[start of Given data]

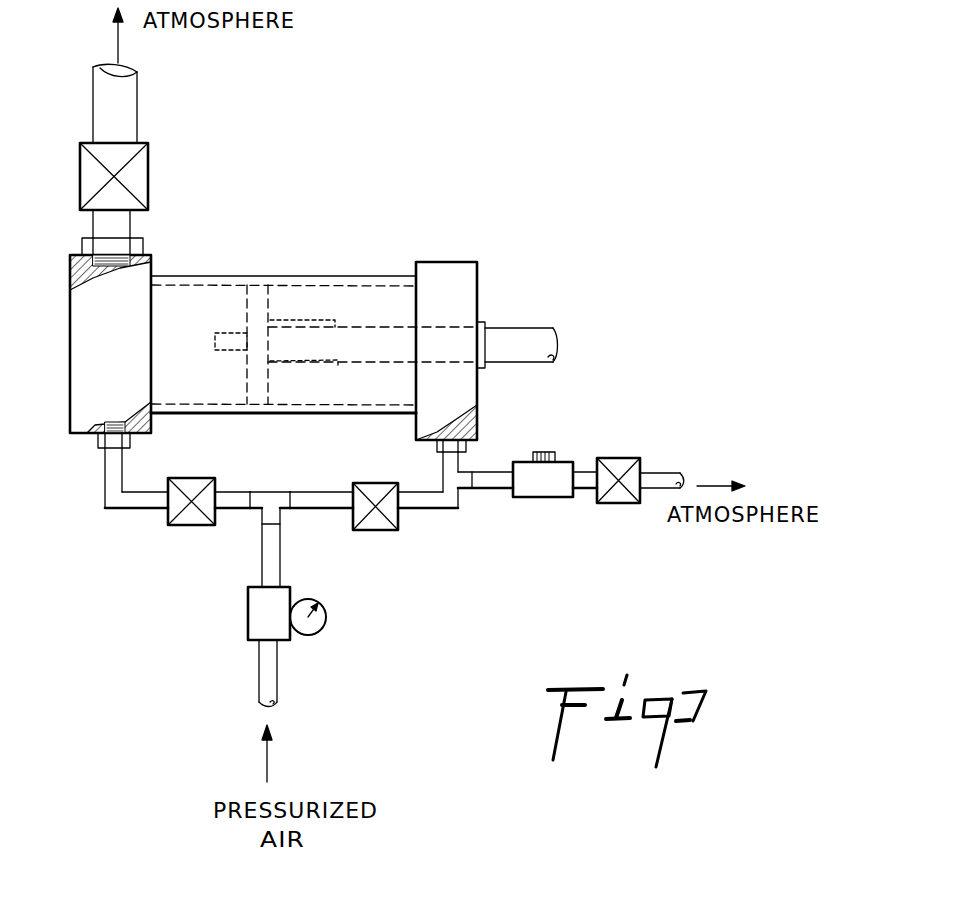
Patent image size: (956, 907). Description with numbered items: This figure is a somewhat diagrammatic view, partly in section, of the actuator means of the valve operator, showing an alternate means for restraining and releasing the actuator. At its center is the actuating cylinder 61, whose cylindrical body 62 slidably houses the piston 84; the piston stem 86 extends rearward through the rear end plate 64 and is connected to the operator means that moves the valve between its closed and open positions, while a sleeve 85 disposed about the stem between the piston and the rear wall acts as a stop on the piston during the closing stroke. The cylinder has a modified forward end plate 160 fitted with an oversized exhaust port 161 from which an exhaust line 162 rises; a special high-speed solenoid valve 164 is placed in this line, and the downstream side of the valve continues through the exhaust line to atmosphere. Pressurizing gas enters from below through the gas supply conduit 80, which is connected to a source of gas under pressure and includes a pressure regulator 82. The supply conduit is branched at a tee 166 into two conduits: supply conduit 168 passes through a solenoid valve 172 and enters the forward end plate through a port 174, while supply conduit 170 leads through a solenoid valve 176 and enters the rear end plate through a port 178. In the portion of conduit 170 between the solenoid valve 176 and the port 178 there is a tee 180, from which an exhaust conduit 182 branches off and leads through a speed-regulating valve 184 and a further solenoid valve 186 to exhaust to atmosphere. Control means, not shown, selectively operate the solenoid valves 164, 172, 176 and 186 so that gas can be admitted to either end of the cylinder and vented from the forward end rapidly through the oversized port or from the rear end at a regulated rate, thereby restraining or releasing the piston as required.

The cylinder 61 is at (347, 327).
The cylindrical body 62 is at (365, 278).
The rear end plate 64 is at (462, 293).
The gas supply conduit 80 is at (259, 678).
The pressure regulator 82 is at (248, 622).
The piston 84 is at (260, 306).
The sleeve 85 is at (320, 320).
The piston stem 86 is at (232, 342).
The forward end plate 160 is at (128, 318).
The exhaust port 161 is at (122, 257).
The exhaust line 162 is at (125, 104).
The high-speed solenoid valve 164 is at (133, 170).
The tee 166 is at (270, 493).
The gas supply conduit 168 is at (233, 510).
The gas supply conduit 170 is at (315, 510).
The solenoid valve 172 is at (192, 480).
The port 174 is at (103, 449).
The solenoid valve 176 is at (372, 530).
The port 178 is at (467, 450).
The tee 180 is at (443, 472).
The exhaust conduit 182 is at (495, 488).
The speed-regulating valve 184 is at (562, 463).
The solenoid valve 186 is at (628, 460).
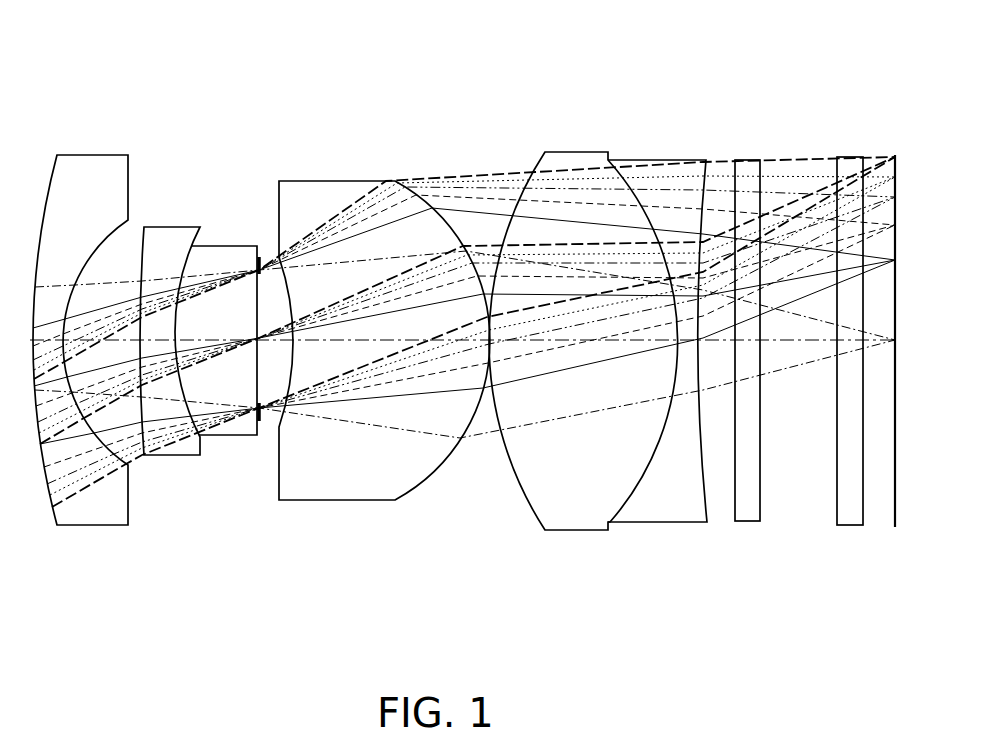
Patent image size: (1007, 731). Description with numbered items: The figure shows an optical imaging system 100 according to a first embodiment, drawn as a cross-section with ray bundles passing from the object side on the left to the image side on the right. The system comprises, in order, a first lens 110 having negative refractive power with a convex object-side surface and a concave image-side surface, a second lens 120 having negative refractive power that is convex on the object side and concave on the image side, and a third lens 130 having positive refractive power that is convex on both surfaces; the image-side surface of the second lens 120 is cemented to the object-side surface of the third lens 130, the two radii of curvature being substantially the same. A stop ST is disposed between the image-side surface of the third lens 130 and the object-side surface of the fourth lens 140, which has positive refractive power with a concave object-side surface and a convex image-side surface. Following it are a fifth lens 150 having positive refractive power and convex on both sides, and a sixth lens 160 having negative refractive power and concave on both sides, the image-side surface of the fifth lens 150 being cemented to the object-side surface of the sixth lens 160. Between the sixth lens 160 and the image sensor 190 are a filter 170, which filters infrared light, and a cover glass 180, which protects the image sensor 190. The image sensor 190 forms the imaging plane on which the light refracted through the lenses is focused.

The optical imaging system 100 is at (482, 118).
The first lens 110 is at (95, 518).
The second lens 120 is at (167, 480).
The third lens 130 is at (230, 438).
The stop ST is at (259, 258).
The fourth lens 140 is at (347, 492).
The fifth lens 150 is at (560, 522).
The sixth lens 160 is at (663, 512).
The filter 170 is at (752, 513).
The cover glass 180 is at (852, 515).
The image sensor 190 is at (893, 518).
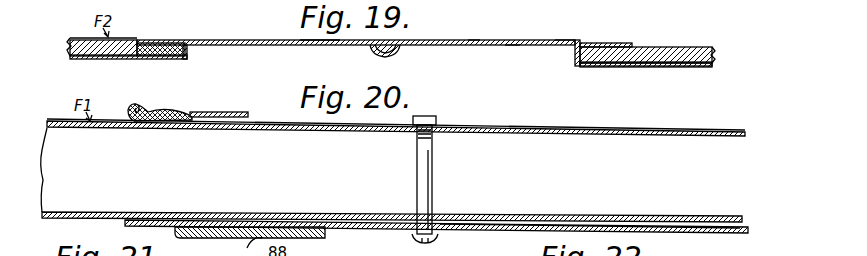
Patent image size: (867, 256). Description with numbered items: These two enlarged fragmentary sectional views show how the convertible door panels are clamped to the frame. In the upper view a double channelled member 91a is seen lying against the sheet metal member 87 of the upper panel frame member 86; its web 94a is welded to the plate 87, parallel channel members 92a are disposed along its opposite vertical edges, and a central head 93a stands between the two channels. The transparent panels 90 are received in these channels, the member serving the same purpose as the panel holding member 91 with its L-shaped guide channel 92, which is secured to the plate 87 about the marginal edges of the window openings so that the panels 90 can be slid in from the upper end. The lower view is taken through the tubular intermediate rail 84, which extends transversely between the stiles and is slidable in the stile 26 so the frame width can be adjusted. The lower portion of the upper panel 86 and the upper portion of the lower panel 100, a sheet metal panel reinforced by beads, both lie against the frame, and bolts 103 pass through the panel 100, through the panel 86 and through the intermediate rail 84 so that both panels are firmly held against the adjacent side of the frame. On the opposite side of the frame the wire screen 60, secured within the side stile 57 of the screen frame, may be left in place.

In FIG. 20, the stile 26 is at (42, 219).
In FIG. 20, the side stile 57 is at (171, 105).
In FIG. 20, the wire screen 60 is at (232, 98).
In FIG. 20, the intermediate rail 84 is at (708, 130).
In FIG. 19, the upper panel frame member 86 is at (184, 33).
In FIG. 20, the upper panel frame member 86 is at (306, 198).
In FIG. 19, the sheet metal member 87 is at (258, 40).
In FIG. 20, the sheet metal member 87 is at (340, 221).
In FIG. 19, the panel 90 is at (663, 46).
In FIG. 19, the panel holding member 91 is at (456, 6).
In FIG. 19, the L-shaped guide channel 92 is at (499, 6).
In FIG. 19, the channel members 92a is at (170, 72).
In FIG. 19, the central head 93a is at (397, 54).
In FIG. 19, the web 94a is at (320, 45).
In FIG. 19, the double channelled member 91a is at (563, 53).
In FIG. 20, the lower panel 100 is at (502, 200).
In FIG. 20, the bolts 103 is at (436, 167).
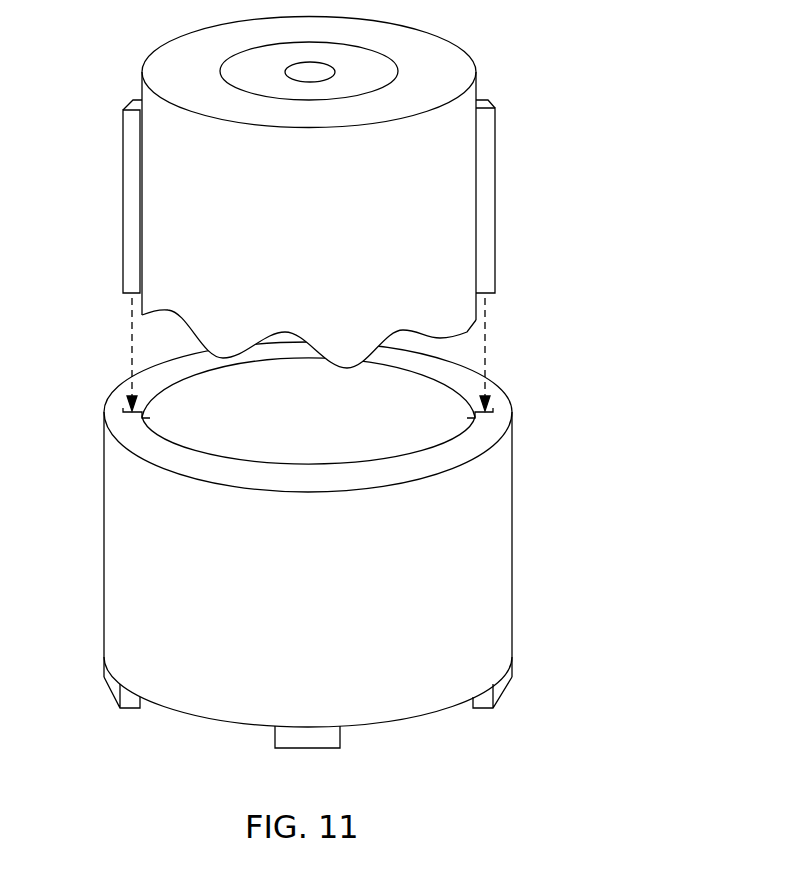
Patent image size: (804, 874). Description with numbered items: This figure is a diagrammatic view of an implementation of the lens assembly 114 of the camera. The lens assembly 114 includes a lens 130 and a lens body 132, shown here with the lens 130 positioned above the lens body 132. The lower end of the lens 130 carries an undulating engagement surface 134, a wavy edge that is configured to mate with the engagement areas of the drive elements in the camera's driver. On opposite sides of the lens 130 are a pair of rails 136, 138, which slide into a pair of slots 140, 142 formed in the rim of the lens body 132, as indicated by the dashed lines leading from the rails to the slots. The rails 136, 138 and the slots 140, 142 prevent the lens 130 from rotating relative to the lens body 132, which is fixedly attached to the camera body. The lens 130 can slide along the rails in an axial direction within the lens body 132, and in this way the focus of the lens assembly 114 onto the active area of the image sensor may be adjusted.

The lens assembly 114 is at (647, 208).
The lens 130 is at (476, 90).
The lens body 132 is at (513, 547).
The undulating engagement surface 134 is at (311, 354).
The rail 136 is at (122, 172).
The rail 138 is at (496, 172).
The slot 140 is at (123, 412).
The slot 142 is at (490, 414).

[end of Given data]

[Direction]: Rewrite the data above, changing "Patent image size" to "Drawing dimensions" everywhere and leaving everything else as it is. Leave out the pictures.

[Exercise output]:
Drawing dimensions: (956, 907). Description with numbered items: This figure is a somewhat diagrammatic view, partly in section, of the actuator means of the valve operator, showing an alternate means for restraining and releasing the actuator. At its center is the actuating cylinder 61, whose cylindrical body 62 slidably houses the piston 84; the piston stem 86 extends rearward through the rear end plate 64 and is connected to the operator means that moves the valve between its closed and open positions, while a sleeve 85 disposed about the stem between the piston and the rear wall acts as a stop on the piston during the closing stroke. The cylinder has a modified forward end plate 160 fitted with an oversized exhaust port 161 from which an exhaust line 162 rises; a special high-speed solenoid valve 164 is placed in this line, and the downstream side of the valve continues through the exhaust line to atmosphere. Pressurizing gas enters from below through the gas supply conduit 80, which is connected to a source of gas under pressure and includes a pressure regulator 82. The supply conduit is branched at a tee 166 into two conduits: supply conduit 168 passes through a solenoid valve 172 and enters the forward end plate through a port 174, while supply conduit 170 leads through a solenoid valve 176 and enters the rear end plate through a port 178. In the portion of conduit 170 between the solenoid valve 176 and the port 178 there is a tee 180, from which an exhaust conduit 182 branches off and leads through a speed-regulating valve 184 and a further solenoid valve 186 to exhaust to atmosphere. Control means, not shown, selectively operate the solenoid valves 164, 172, 176 and 186 so that gas can be admitted to either end of the cylinder and vented from the forward end rapidly through the oversized port or from the rear end at a regulated rate, thereby restraining or releasing the piston as required.

The cylinder 61 is at (347, 327).
The cylindrical body 62 is at (365, 278).
The rear end plate 64 is at (462, 293).
The gas supply conduit 80 is at (259, 678).
The pressure regulator 82 is at (248, 622).
The piston 84 is at (260, 306).
The sleeve 85 is at (320, 320).
The piston stem 86 is at (232, 342).
The forward end plate 160 is at (128, 318).
The exhaust port 161 is at (122, 257).
The exhaust line 162 is at (125, 104).
The high-speed solenoid valve 164 is at (133, 170).
The tee 166 is at (270, 493).
The gas supply conduit 168 is at (233, 510).
The gas supply conduit 170 is at (315, 510).
The solenoid valve 172 is at (192, 480).
The port 174 is at (103, 449).
The solenoid valve 176 is at (372, 530).
The port 178 is at (467, 450).
The tee 180 is at (443, 472).
The exhaust conduit 182 is at (495, 488).
The speed-regulating valve 184 is at (562, 463).
The solenoid valve 186 is at (628, 460).
Drawing dimensions: (1007, 731). Description with numbered items: The figure shows an optical imaging system 100 according to a first embodiment, drawn as a cross-section with ray bundles passing from the object side on the left to the image side on the right. The system comprises, in order, a first lens 110 having negative refractive power with a convex object-side surface and a concave image-side surface, a second lens 120 having negative refractive power that is convex on the object side and concave on the image side, and a third lens 130 having positive refractive power that is convex on both surfaces; the image-side surface of the second lens 120 is cemented to the object-side surface of the third lens 130, the two radii of curvature being substantially the same. A stop ST is disposed between the image-side surface of the third lens 130 and the object-side surface of the fourth lens 140, which has positive refractive power with a concave object-side surface and a convex image-side surface. Following it are a fifth lens 150 having positive refractive power and convex on both sides, and a sixth lens 160 having negative refractive power and concave on both sides, the image-side surface of the fifth lens 150 being cemented to the object-side surface of the sixth lens 160. Between the sixth lens 160 and the image sensor 190 are a filter 170, which filters infrared light, and a cover glass 180, which protects the image sensor 190. The image sensor 190 forms the imaging plane on which the light refracted through the lenses is focused.

The optical imaging system 100 is at (482, 118).
The first lens 110 is at (95, 518).
The second lens 120 is at (167, 480).
The third lens 130 is at (230, 438).
The stop ST is at (259, 258).
The fourth lens 140 is at (347, 492).
The fifth lens 150 is at (560, 522).
The sixth lens 160 is at (663, 512).
The filter 170 is at (752, 513).
The cover glass 180 is at (852, 515).
The image sensor 190 is at (893, 518).
Drawing dimensions: (867, 256). Description with numbered items: These two enlarged fragmentary sectional views show how the convertible door panels are clamped to the frame. In the upper view a double channelled member 91a is seen lying against the sheet metal member 87 of the upper panel frame member 86; its web 94a is welded to the plate 87, parallel channel members 92a are disposed along its opposite vertical edges, and a central head 93a stands between the two channels. The transparent panels 90 are received in these channels, the member serving the same purpose as the panel holding member 91 with its L-shaped guide channel 92, which is secured to the plate 87 about the marginal edges of the window openings so that the panels 90 can be slid in from the upper end. The lower view is taken through the tubular intermediate rail 84, which extends transversely between the stiles and is slidable in the stile 26 so the frame width can be adjusted. The lower portion of the upper panel 86 and the upper portion of the lower panel 100, a sheet metal panel reinforced by beads, both lie against the frame, and bolts 103 pass through the panel 100, through the panel 86 and through the intermediate rail 84 so that both panels are firmly held against the adjacent side of the frame. On the opposite side of the frame the wire screen 60, secured within the side stile 57 of the screen frame, may be left in place.

In FIG. 20, the stile 26 is at (42, 219).
In FIG. 20, the side stile 57 is at (171, 105).
In FIG. 20, the wire screen 60 is at (232, 98).
In FIG. 20, the intermediate rail 84 is at (708, 130).
In FIG. 19, the upper panel frame member 86 is at (184, 33).
In FIG. 20, the upper panel frame member 86 is at (306, 198).
In FIG. 19, the sheet metal member 87 is at (258, 40).
In FIG. 20, the sheet metal member 87 is at (340, 221).
In FIG. 19, the panel 90 is at (663, 46).
In FIG. 19, the panel holding member 91 is at (456, 6).
In FIG. 19, the L-shaped guide channel 92 is at (499, 6).
In FIG. 19, the channel members 92a is at (170, 72).
In FIG. 19, the central head 93a is at (397, 54).
In FIG. 19, the web 94a is at (320, 45).
In FIG. 19, the double channelled member 91a is at (563, 53).
In FIG. 20, the lower panel 100 is at (502, 200).
In FIG. 20, the bolts 103 is at (436, 167).
Drawing dimensions: (804, 874). Description with numbered items: This figure is a diagrammatic view of an implementation of the lens assembly 114 of the camera. The lens assembly 114 includes a lens 130 and a lens body 132, shown here with the lens 130 positioned above the lens body 132. The lower end of the lens 130 carries an undulating engagement surface 134, a wavy edge that is configured to mate with the engagement areas of the drive elements in the camera's driver. On opposite sides of the lens 130 are a pair of rails 136, 138, which slide into a pair of slots 140, 142 formed in the rim of the lens body 132, as indicated by the dashed lines leading from the rails to the slots. The rails 136, 138 and the slots 140, 142 prevent the lens 130 from rotating relative to the lens body 132, which is fixedly attached to the camera body. The lens 130 can slide along the rails in an axial direction within the lens body 132, and in this way the focus of the lens assembly 114 onto the active area of the image sensor may be adjusted.

The lens assembly 114 is at (647, 208).
The lens 130 is at (476, 90).
The lens body 132 is at (513, 547).
The undulating engagement surface 134 is at (311, 354).
The rail 136 is at (122, 172).
The rail 138 is at (496, 172).
The slot 140 is at (123, 412).
The slot 142 is at (490, 414).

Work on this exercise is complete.